**STATED EXERCISE:** Gather all lines from the material that contain "delivery".

**DATA EXTRACT:**
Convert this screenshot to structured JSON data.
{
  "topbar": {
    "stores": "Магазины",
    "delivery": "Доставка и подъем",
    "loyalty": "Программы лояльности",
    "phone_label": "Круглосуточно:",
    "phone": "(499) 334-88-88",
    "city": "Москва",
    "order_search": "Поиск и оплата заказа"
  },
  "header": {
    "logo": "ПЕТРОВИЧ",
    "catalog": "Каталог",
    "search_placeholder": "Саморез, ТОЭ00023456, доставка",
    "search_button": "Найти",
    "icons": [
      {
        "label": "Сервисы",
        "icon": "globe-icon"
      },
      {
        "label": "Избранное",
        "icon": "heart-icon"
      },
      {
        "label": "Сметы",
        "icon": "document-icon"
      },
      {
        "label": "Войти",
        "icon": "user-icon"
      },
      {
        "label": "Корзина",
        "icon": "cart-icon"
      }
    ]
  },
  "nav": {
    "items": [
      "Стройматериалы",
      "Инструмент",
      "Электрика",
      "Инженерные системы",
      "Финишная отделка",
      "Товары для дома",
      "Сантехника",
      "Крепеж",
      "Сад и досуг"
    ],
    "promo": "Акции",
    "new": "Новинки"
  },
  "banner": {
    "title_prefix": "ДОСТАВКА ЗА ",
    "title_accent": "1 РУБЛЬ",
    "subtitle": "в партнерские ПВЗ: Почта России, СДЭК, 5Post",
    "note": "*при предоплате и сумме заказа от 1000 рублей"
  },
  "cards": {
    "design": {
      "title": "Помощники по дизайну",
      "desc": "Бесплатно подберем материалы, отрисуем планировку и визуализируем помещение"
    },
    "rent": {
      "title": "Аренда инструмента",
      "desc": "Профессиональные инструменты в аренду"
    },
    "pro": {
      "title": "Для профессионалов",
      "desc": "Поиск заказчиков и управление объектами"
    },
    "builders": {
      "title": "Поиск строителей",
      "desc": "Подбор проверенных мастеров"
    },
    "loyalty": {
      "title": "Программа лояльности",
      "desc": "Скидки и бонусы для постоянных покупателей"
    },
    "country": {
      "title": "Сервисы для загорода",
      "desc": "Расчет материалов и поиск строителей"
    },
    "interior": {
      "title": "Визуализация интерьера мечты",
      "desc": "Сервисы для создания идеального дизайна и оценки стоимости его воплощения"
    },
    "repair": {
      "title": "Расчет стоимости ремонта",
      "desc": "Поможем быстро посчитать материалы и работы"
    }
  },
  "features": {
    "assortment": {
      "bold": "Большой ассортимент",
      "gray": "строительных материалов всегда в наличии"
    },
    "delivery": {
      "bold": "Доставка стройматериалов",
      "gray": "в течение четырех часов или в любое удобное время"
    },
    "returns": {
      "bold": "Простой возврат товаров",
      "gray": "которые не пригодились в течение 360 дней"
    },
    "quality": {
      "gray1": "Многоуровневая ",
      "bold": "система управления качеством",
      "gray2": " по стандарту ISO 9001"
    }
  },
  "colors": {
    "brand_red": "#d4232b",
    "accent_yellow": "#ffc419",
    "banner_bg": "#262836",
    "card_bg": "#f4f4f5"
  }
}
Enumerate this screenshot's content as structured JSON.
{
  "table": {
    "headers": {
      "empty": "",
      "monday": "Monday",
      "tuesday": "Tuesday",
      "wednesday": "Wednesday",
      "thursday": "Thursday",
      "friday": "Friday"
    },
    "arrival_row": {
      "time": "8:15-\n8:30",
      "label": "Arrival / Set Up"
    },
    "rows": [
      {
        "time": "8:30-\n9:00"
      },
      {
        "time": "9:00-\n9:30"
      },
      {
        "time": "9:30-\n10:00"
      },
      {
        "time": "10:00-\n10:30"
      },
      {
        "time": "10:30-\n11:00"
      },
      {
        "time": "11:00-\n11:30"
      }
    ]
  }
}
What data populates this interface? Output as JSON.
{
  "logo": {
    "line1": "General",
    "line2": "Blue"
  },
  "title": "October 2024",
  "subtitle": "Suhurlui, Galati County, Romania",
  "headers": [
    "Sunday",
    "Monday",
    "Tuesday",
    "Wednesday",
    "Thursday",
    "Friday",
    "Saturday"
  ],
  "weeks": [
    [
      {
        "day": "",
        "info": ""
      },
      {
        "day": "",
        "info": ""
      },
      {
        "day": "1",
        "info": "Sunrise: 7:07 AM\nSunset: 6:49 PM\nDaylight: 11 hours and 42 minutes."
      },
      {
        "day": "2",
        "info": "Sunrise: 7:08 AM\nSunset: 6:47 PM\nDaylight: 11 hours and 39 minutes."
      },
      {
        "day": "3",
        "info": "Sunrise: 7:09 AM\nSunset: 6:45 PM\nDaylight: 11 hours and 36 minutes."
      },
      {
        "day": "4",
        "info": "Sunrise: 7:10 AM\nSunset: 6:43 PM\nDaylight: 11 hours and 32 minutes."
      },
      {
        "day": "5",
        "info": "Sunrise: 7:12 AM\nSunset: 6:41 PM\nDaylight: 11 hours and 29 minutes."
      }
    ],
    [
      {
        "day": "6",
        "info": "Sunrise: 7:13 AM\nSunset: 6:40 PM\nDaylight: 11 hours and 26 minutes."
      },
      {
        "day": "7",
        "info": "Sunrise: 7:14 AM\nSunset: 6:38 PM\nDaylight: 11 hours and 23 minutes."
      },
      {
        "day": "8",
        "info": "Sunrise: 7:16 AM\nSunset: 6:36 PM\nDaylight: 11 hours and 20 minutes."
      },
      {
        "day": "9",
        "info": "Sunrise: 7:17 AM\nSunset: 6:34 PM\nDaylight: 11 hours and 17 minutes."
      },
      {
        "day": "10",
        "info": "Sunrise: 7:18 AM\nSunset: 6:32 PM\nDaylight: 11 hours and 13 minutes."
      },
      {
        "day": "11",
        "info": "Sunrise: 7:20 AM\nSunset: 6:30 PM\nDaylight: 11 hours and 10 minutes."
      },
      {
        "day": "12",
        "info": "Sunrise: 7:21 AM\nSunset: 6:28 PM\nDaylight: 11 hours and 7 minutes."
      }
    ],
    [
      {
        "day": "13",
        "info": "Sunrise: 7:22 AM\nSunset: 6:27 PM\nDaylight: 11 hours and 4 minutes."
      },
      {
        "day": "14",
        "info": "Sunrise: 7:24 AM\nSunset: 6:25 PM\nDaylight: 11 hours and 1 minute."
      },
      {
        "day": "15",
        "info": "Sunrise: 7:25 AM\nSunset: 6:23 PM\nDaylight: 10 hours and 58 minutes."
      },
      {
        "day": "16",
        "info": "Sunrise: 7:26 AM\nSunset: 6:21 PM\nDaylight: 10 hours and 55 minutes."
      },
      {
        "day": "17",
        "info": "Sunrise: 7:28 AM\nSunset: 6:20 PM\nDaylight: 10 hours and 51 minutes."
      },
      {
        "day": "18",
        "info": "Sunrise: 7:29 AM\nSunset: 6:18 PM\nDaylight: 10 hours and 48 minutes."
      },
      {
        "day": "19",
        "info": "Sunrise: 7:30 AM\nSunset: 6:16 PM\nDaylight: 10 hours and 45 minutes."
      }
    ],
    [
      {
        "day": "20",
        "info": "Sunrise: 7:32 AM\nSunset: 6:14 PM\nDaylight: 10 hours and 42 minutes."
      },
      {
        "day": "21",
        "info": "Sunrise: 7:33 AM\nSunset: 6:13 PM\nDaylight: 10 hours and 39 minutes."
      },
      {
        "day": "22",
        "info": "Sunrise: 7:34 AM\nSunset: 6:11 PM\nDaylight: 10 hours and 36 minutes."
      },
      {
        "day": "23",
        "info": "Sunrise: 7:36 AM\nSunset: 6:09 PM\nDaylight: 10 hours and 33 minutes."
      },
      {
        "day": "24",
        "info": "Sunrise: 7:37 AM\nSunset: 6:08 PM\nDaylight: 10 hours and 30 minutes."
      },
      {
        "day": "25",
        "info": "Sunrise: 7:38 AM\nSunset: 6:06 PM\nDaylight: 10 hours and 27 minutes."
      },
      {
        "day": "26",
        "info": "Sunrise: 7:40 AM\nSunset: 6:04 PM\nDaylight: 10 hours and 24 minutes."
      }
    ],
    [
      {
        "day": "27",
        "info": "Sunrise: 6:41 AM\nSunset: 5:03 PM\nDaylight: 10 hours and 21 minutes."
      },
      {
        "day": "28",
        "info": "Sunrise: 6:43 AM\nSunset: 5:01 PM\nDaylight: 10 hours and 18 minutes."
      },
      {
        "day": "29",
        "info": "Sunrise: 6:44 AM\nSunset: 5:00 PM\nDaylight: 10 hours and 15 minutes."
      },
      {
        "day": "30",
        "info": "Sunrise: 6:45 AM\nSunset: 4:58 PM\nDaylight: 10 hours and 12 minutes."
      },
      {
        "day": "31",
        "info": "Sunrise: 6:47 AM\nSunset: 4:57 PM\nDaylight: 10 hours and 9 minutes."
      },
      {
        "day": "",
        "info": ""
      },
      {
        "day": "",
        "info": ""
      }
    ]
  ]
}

**ANSWER FOR THIS EXERCISE:**
    "delivery": "Доставка и подъем",
    "delivery": {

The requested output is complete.